Every line that holds the string "here" is to be identified and copied.

---------- DATASET EXCERPTS

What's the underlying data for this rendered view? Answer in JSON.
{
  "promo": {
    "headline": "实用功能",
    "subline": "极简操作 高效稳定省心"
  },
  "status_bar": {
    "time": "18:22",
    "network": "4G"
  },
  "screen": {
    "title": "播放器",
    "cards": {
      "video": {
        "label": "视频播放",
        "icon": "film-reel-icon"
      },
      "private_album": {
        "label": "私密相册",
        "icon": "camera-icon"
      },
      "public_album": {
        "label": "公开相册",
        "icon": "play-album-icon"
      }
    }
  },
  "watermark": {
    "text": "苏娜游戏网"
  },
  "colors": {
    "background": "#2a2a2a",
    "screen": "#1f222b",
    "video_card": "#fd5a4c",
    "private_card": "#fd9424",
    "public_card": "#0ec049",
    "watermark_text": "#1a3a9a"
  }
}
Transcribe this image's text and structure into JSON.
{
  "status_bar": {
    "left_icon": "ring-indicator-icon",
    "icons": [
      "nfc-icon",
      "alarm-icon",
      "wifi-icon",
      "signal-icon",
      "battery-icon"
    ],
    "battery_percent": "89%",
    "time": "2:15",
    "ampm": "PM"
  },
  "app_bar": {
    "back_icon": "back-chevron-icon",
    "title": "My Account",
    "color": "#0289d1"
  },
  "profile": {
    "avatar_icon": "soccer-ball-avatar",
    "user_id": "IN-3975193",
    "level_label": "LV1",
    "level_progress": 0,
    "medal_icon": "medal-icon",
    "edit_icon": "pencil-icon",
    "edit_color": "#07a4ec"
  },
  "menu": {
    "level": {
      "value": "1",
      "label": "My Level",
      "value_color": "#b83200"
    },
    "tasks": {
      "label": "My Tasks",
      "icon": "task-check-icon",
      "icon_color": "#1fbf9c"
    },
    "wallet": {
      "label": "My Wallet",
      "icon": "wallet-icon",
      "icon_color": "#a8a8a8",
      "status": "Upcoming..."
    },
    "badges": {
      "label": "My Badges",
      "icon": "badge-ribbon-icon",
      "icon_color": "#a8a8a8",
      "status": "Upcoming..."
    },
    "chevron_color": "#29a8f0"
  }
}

--------------------
---------- DATASET EXCERPTS

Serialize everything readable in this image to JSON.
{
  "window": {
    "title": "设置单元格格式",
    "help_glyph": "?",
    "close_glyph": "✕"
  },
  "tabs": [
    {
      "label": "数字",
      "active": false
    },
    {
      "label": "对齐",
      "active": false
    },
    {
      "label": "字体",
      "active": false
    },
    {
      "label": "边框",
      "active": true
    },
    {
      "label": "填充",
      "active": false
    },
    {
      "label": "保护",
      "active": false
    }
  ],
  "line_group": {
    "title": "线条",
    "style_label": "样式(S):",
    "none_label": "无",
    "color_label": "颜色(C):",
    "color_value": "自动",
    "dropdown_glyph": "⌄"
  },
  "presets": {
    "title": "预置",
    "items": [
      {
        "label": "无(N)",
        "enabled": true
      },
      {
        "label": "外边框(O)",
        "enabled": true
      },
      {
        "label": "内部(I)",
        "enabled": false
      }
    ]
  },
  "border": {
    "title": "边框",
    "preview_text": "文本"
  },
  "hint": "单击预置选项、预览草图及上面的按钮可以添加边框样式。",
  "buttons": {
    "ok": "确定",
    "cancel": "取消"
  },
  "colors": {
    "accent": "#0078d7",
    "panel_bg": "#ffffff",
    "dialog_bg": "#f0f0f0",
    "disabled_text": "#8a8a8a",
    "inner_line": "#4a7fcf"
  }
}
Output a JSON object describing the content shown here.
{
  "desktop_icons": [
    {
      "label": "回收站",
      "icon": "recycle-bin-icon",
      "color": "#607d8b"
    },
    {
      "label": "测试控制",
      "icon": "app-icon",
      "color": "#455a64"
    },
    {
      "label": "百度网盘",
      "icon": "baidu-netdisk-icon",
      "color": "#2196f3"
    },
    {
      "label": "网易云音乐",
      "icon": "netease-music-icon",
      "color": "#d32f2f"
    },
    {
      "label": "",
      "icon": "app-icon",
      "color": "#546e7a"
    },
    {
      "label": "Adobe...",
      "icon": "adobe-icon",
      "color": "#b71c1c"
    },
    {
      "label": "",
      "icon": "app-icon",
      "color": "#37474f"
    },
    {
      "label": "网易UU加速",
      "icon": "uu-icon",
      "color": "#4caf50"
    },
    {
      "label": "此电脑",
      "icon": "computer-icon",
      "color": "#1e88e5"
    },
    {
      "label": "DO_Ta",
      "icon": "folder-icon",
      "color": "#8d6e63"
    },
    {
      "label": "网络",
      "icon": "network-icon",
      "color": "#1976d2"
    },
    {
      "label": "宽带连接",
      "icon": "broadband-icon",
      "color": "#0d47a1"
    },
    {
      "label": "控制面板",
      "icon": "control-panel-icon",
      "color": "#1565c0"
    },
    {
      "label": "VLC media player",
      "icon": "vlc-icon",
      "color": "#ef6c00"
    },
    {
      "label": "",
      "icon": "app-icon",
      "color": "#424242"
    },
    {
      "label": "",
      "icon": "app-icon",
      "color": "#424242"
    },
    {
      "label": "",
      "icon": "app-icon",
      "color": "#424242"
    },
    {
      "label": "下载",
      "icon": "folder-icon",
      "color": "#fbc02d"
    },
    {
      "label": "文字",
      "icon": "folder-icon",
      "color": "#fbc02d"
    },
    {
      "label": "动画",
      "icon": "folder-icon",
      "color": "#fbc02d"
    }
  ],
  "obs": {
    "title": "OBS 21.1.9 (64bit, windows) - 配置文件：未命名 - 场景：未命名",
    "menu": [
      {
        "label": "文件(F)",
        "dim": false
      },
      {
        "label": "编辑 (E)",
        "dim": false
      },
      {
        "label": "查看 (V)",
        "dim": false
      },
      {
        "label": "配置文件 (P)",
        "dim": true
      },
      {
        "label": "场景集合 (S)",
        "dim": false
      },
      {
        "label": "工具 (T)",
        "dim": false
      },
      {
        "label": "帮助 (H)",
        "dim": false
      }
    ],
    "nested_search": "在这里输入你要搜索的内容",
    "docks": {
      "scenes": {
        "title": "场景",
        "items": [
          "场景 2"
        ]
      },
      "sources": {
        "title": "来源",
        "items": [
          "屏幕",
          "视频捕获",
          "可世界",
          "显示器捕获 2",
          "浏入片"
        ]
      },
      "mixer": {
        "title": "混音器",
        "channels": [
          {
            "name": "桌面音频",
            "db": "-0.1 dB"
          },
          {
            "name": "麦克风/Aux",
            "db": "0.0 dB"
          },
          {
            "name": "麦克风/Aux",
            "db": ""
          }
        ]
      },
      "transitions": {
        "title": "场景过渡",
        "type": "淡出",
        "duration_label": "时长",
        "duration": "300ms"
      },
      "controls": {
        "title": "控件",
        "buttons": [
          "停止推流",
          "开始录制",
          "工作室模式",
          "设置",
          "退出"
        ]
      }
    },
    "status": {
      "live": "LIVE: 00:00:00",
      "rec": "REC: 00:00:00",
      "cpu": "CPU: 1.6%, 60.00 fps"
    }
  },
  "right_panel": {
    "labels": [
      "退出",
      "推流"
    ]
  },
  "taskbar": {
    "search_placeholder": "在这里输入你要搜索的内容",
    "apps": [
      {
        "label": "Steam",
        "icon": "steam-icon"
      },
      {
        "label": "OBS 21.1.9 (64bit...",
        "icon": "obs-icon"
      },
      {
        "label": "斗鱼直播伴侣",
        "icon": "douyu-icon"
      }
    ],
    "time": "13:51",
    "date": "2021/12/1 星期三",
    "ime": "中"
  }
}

--------------------
---------- DATASET EXCERPTS

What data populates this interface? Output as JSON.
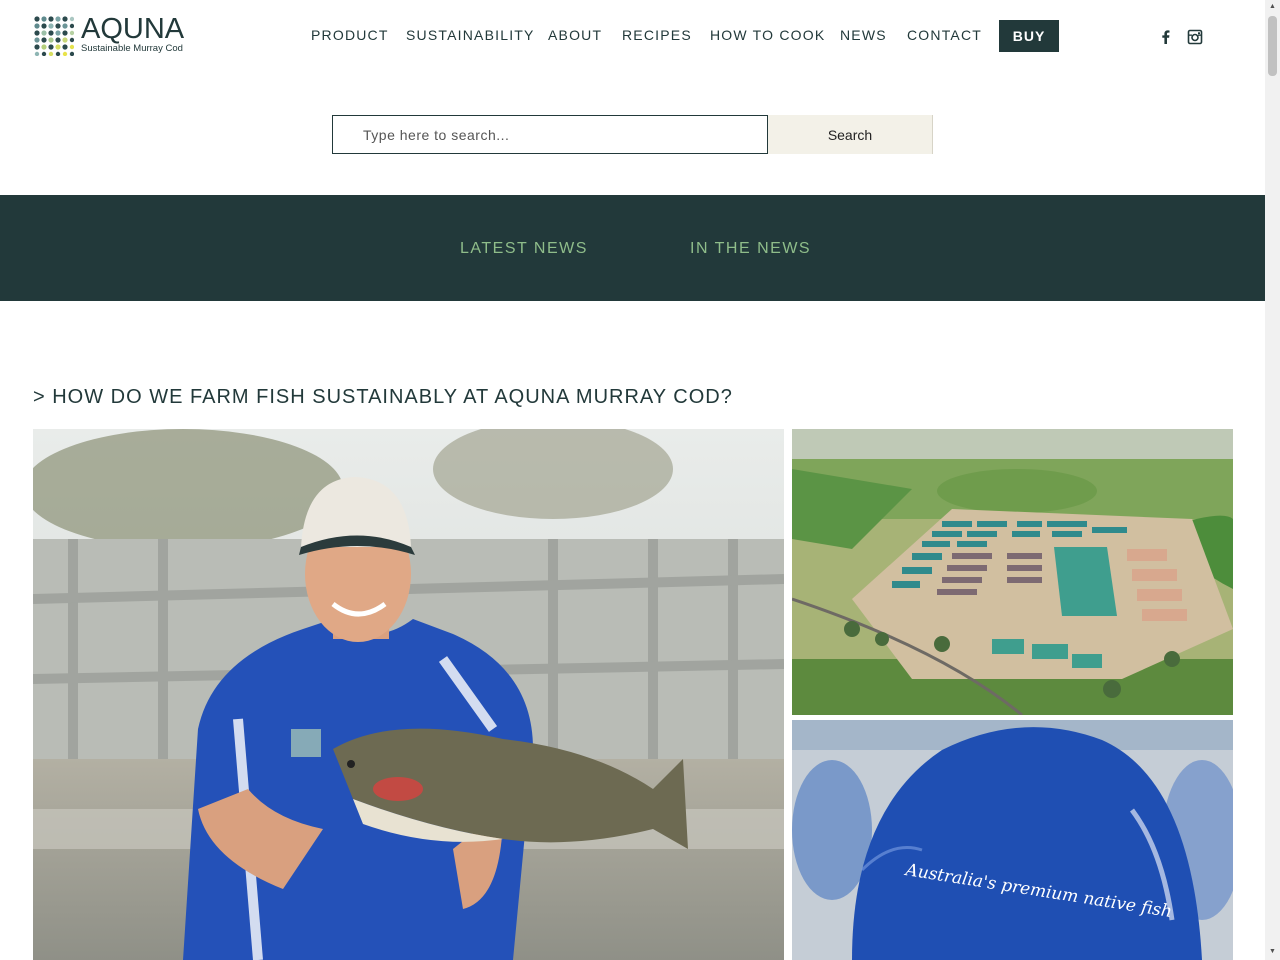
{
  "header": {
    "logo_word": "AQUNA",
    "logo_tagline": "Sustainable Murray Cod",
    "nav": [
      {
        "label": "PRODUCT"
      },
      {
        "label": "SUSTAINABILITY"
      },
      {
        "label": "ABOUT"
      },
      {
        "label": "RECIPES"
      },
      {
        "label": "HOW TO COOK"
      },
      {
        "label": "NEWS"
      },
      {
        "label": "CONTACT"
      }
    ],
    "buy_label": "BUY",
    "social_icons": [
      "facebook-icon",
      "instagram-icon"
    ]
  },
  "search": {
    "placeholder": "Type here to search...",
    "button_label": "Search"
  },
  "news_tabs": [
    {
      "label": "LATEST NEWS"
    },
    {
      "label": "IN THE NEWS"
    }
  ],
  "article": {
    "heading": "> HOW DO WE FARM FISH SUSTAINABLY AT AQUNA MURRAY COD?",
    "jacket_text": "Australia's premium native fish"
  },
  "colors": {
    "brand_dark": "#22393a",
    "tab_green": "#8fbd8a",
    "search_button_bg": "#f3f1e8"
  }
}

--------------------

**EXERCISE OUTPUT:**
Output a JSON object describing the content shown here.
    "placeholder": "Type here to search...",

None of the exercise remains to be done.